## SOURCE RECORDS:
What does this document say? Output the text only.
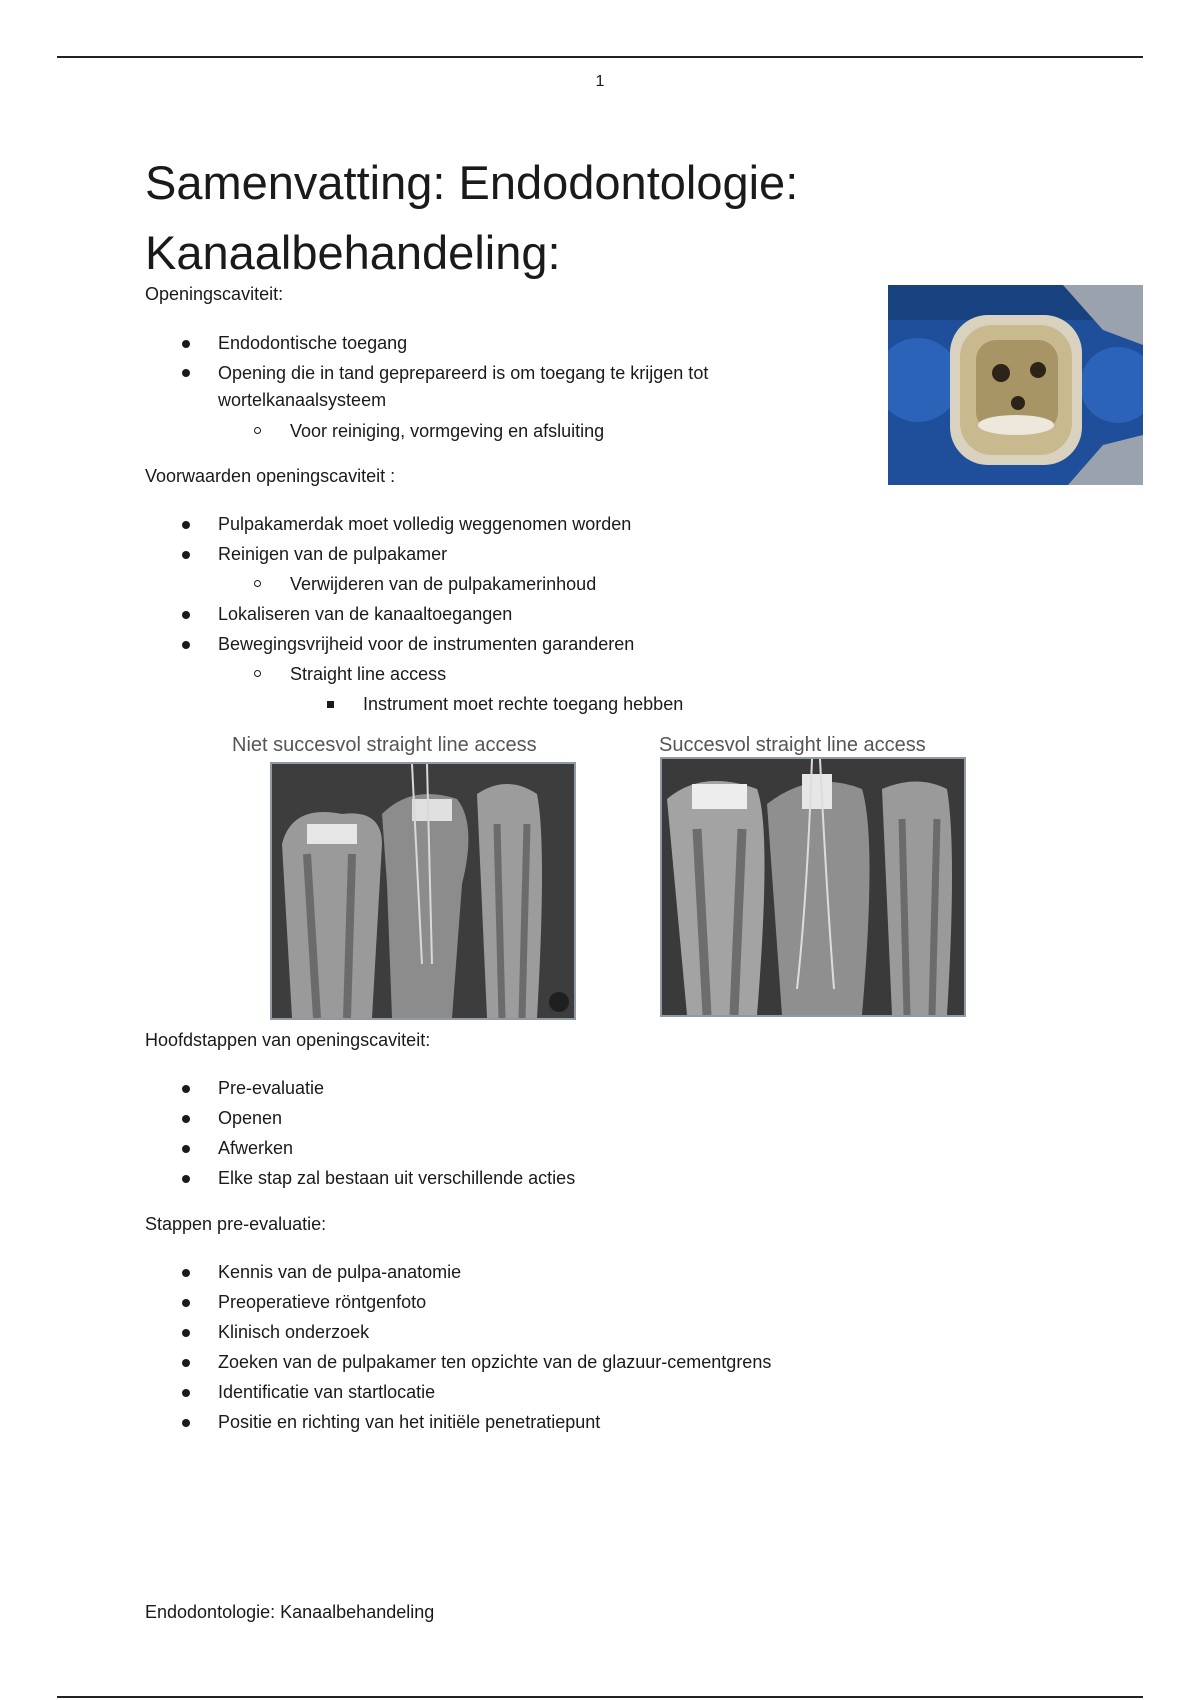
1
Samenvatting: Endodontologie: Kanaalbehandeling:
Openingscaviteit:
Endodontische toegang
Opening die in tand geprepareerd is om toegang te krijgen tot wortelkanaalsysteem
Voor reiniging, vormgeving en afsluiting
Voorwaarden openingscaviteit :
Pulpakamerdak moet volledig weggenomen worden
Reinigen van de pulpakamer
Verwijderen van de pulpakamerinhoud
Lokaliseren van de kanaaltoegangen
Bewegingsvrijheid voor de instrumenten garanderen
Straight line access
Instrument moet rechte toegang hebben
Niet succesvol straight line access	Succesvol straight line access
Hoofdstappen van openingscaviteit:
Pre-evaluatie
Openen
Afwerken
Elke stap zal bestaan uit verschillende acties
Stappen pre-evaluatie:
Kennis van de pulpa-anatomie
Preoperatieve röntgenfoto
Klinisch onderzoek
Zoeken van de pulpakamer ten opzichte van de glazuur-cementgrens
Identificatie van startlocatie
Positie en richting van het initiële penetratiepunt
Endodontologie: Kanaalbehandeling
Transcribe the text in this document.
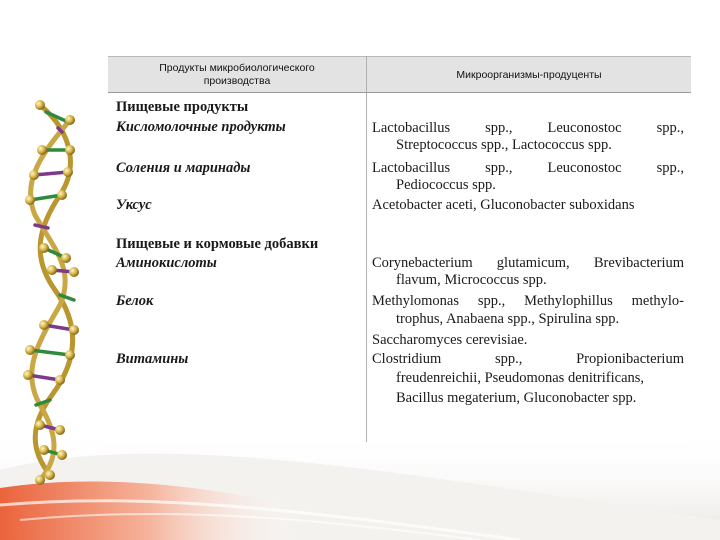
Продукты микробиологического
производства
Микроорганизмы-продуценты
Пищевые продукты
Кисломолочные продукты
Соления и маринады
Уксус
Пищевые и кормовые добавки
Аминокислоты
Белок
Витамины
Lactobacillus spp., Leuconostoc spp.,
Streptococcus spp., Lactococcus spp.
Lactobacillus spp., Leuconostoc spp.,
Pediococcus spp.
Acetobacter aceti, Gluconobacter suboxidans
Corynebacterium glutamicum, Brevibacterium
flavum, Micrococcus spp.
Methylomonas spp., Methylophillus methylo-
trophus, Anabaena spp., Spirulina spp.
Saccharomyces cerevisiae.
Clostridium spp., Propionibacterium
freudenreichii, Pseudomonas denitrificans,
Bacillus megaterium, Gluconobacter spp.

## DIRECTIONS FOR THIS TASK:
Your task is to copy every line in the entries that holds the string "access".

## REPLY:
Straight line access
Niet succesvol straight line access	Succesvol straight line access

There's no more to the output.